» Work to do: Put every line of the records below into a JSON list of strings, one string per line. Skip blank lines and leave out the pictures.

» Rows:

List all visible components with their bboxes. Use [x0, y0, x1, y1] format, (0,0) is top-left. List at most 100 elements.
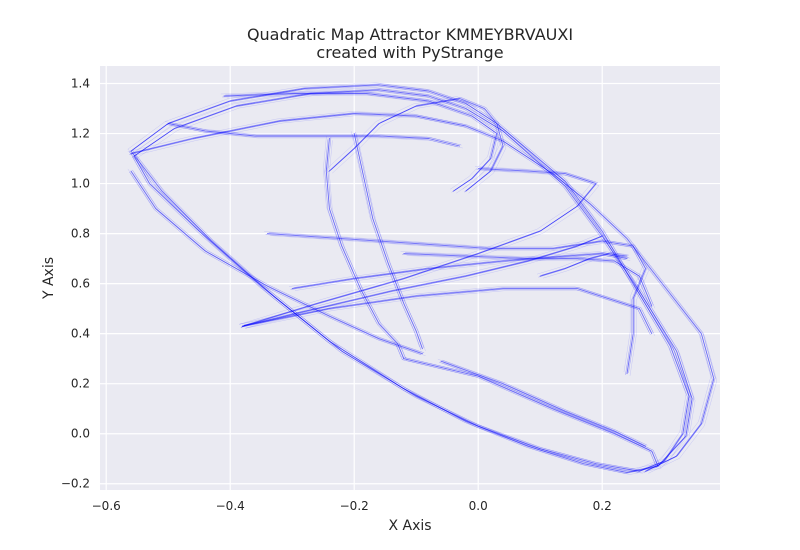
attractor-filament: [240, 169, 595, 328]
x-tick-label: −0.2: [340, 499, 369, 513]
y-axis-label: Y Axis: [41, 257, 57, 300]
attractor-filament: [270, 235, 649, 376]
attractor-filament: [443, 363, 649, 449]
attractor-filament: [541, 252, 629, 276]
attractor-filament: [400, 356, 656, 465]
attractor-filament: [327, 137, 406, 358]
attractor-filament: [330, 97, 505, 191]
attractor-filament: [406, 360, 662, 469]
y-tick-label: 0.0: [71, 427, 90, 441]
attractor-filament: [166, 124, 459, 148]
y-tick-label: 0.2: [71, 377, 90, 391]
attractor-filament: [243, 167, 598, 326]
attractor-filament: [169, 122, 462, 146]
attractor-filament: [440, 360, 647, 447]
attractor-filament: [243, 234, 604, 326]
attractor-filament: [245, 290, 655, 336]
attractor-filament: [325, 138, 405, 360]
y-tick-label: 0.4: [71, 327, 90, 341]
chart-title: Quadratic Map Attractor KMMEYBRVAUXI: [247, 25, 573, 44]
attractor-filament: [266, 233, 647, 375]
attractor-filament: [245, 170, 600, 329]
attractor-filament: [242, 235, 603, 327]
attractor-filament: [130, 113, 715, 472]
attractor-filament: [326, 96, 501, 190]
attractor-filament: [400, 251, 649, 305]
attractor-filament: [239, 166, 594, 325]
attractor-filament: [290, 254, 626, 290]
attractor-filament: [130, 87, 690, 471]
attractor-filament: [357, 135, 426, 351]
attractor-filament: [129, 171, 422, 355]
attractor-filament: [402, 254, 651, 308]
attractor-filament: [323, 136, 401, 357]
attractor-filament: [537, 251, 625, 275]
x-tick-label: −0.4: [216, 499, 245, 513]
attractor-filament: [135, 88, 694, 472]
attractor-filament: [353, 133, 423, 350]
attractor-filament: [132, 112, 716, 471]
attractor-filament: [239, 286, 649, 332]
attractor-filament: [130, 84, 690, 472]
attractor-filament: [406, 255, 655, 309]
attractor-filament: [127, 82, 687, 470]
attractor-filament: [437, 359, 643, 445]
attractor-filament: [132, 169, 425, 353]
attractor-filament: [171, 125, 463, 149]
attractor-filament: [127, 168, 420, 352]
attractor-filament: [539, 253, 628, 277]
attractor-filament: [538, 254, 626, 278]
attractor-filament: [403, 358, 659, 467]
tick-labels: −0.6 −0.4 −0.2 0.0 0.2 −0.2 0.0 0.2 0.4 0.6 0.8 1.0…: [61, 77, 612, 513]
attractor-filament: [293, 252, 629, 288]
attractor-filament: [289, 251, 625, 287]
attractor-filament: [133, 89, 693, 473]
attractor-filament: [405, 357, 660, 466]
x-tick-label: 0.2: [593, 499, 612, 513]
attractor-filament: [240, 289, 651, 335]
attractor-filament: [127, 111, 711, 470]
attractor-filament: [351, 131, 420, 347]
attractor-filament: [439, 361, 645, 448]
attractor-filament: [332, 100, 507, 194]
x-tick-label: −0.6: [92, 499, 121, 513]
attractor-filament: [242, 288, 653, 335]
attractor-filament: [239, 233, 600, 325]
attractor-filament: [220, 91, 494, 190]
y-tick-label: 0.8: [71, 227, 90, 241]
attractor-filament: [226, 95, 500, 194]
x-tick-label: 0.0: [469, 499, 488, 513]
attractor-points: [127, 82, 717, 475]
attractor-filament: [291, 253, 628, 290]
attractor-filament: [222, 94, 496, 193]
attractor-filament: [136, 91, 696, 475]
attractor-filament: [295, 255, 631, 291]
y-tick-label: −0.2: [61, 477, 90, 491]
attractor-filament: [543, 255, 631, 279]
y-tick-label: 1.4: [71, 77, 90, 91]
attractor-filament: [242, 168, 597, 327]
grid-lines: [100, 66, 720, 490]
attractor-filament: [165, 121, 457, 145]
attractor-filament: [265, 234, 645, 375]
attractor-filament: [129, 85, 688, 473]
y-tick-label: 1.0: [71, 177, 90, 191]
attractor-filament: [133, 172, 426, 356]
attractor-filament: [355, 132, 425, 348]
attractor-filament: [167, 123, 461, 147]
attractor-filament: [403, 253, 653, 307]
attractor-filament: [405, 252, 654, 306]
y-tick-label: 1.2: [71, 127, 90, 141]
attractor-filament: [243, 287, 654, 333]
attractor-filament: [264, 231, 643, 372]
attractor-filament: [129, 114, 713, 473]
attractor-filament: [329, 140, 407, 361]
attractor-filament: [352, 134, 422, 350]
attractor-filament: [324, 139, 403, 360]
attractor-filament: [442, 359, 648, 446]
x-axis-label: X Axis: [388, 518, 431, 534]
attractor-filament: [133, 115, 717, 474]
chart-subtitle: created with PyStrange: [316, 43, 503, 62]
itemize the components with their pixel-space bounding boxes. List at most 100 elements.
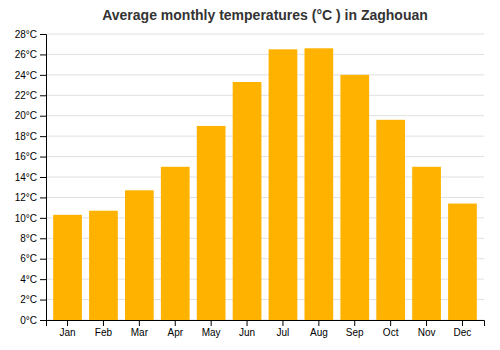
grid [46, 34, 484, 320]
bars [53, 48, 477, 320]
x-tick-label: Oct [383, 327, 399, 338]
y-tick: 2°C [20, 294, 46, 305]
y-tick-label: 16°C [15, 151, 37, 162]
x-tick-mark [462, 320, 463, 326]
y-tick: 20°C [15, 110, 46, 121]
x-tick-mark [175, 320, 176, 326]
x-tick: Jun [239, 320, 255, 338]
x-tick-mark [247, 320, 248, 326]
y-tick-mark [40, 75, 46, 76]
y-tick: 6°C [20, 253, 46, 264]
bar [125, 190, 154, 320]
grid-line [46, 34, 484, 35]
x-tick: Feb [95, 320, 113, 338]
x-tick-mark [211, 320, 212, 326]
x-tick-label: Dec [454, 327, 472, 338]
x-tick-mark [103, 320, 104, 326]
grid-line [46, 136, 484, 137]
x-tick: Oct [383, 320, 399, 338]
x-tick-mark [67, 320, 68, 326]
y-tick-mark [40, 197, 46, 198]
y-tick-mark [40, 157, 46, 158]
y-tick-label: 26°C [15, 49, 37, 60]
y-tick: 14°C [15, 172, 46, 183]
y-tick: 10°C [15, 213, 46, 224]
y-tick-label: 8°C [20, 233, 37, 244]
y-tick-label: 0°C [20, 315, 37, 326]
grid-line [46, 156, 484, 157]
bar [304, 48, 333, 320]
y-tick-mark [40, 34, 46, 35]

» Response to this task:
[
  "List all visible components with their bboxes. Use [x0, y0, x1, y1] format, (0,0) is top-left. List at most 100 elements.",
  "attractor-filament: [240, 169, 595, 328]",
  "x-tick-label: −0.2: [340, 499, 369, 513]",
  "y-axis-label: Y Axis: [41, 257, 57, 300]",
  "attractor-filament: [270, 235, 649, 376]",
  "attractor-filament: [443, 363, 649, 449]",
  "attractor-filament: [541, 252, 629, 276]",
  "attractor-filament: [400, 356, 656, 465]",
  "attractor-filament: [327, 137, 406, 358]",
  "attractor-filament: [330, 97, 505, 191]",
  "attractor-filament: [406, 360, 662, 469]",
  "y-tick-label: 0.0: [71, 427, 90, 441]",
  "attractor-filament: [166, 124, 459, 148]",
  "y-tick-label: 0.2: [71, 377, 90, 391]",
  "attractor-filament: [243, 167, 598, 326]",
  "attractor-filament: [169, 122, 462, 146]",
  "attractor-filament: [440, 360, 647, 447]",
  "attractor-filament: [243, 234, 604, 326]",
  "attractor-filament: [245, 290, 655, 336]",
  "attractor-filament: [325, 138, 405, 360]",
  "y-tick-label: 0.4: [71, 327, 90, 341]",
  "chart-title: Quadratic Map Attractor KMMEYBRVAUXI: [247, 25, 573, 44]",
  "attractor-filament: [266, 233, 647, 375]",
  "attractor-filament: [245, 170, 600, 329]",
  "attractor-filament: [242, 235, 603, 327]",
  "attractor-filament: [130, 113, 715, 472]",
  "attractor-filament: [326, 96, 501, 190]",
  "attractor-filament: [400, 251, 649, 305]",
  "attractor-filament: [239, 166, 594, 325]",
  "attractor-filament: [290, 254, 626, 290]",
  "attractor-filament: [130, 87, 690, 471]",
  "attractor-filament: [357, 135, 426, 351]",
  "attractor-filament: [129, 171, 422, 355]",
  "attractor-filament: [402, 254, 651, 308]",
  "attractor-filament: [323, 136, 401, 357]",
  "attractor-filament: [537, 251, 625, 275]",
  "x-tick-label: −0.4: [216, 499, 245, 513]",
  "attractor-filament: [135, 88, 694, 472]",
  "attractor-filament: [353, 133, 423, 350]",
  "attractor-filament: [132, 112, 716, 471]",
  "attractor-filament: [239, 286, 649, 332]",
  "attractor-filament: [130, 84, 690, 472]",
  "attractor-filament: [406, 255, 655, 309]",
  "attractor-filament: [127, 82, 687, 470]",
  "attractor-filament: [437, 359, 643, 445]",
  "attractor-filament: [132, 169, 425, 353]",
  "attractor-filament: [171, 125, 463, 149]",
  "attractor-filament: [127, 168, 420, 352]",
  "attractor-filament: [539, 253, 628, 277]",
  "attractor-filament: [538, 254, 626, 278]",
  "attractor-filament: [403, 358, 659, 467]",
  "tick-labels: −0.6 −0.4 −0.2 0.0 0.2 −0.2 0.0 0.2 0.4 0.6 0.8 1.0…: [61, 77, 612, 513]",
  "attractor-filament: [293, 252, 629, 288]",
  "attractor-filament: [289, 251, 625, 287]",
  "attractor-filament: [133, 89, 693, 473]",
  "attractor-filament: [405, 357, 660, 466]",
  "x-tick-label: 0.2: [593, 499, 612, 513]",
  "attractor-filament: [240, 289, 651, 335]",
  "attractor-filament: [127, 111, 711, 470]",
  "attractor-filament: [351, 131, 420, 347]",
  "attractor-filament: [439, 361, 645, 448]",
  "attractor-filament: [332, 100, 507, 194]",
  "x-tick-label: −0.6: [92, 499, 121, 513]",
  "attractor-filament: [242, 288, 653, 335]",
  "attractor-filament: [239, 233, 600, 325]",
  "attractor-filament: [220, 91, 494, 190]",
  "y-tick-label: 0.8: [71, 227, 90, 241]",
  "attractor-filament: [226, 95, 500, 194]",
  "x-tick-label: 0.0: [469, 499, 488, 513]",
  "attractor-points: [127, 82, 717, 475]",
  "attractor-filament: [291, 253, 628, 290]",
  "attractor-filament: [222, 94, 496, 193]",
  "attractor-filament: [136, 91, 696, 475]",
  "attractor-filament: [295, 255, 631, 291]",
  "y-tick-label: −0.2: [61, 477, 90, 491]",
  "attractor-filament: [543, 255, 631, 279]",
  "y-tick-label: 1.4: [71, 77, 90, 91]",
  "attractor-filament: [242, 168, 597, 327]",
  "grid-lines: [100, 66, 720, 490]",
  "attractor-filament: [165, 121, 457, 145]",
  "attractor-filament: [265, 234, 645, 375]",
  "attractor-filament: [129, 85, 688, 473]",
  "y-tick-label: 1.0: [71, 177, 90, 191]",
  "attractor-filament: [133, 172, 426, 356]",
  "attractor-filament: [355, 132, 425, 348]",
  "attractor-filament: [167, 123, 461, 147]",
  "attractor-filament: [403, 253, 653, 307]",
  "attractor-filament: [405, 252, 654, 306]",
  "y-tick-label: 1.2: [71, 127, 90, 141]",
  "attractor-filament: [243, 287, 654, 333]",
  "attractor-filament: [264, 231, 643, 372]",
  "attractor-filament: [129, 114, 713, 473]",
  "attractor-filament: [329, 140, 407, 361]",
  "attractor-filament: [352, 134, 422, 350]",
  "attractor-filament: [324, 139, 403, 360]",
  "attractor-filament: [442, 359, 648, 446]",
  "x-axis-label: X Axis: [388, 518, 431, 534]",
  "attractor-filament: [133, 115, 717, 474]",
  "chart-subtitle: created with PyStrange: [316, 43, 503, 62]",
  "itemize the components with their pixel-space bounding boxes. List at most 100 elements.",
  "grid [46, 34, 484, 320]",
  "bars [53, 48, 477, 320]",
  "x-tick-label: Oct [383, 327, 399, 338]",
  "y-tick: 2°C [20, 294, 46, 305]",
  "y-tick-label: 16°C [15, 151, 37, 162]",
  "x-tick-mark [462, 320, 463, 326]",
  "y-tick: 20°C [15, 110, 46, 121]",
  "x-tick-mark [175, 320, 176, 326]",
  "x-tick: Jun [239, 320, 255, 338]",
  "x-tick-mark [247, 320, 248, 326]",
  "y-tick-mark [40, 75, 46, 76]",
  "y-tick: 6°C [20, 253, 46, 264]",
  "bar [125, 190, 154, 320]",
  "grid-line [46, 34, 484, 35]",
  "x-tick: Feb [95, 320, 113, 338]",
  "x-tick-mark [211, 320, 212, 326]",
  "x-tick-label: Dec [454, 327, 472, 338]",
  "x-tick-mark [103, 320, 104, 326]",
  "grid-line [46, 136, 484, 137]",
  "x-tick: Oct [383, 320, 399, 338]",
  "x-tick-mark [67, 320, 68, 326]",
  "y-tick-mark [40, 197, 46, 198]",
  "y-tick-mark [40, 157, 46, 158]",
  "y-tick-label: 26°C [15, 49, 37, 60]",
  "y-tick: 14°C [15, 172, 46, 183]",
  "y-tick: 10°C [15, 213, 46, 224]",
  "y-tick-label: 8°C [20, 233, 37, 244]",
  "y-tick-label: 0°C [20, 315, 37, 326]",
  "grid-line [46, 156, 484, 157]",
  "bar [304, 48, 333, 320]",
  "y-tick-mark [40, 34, 46, 35]"
]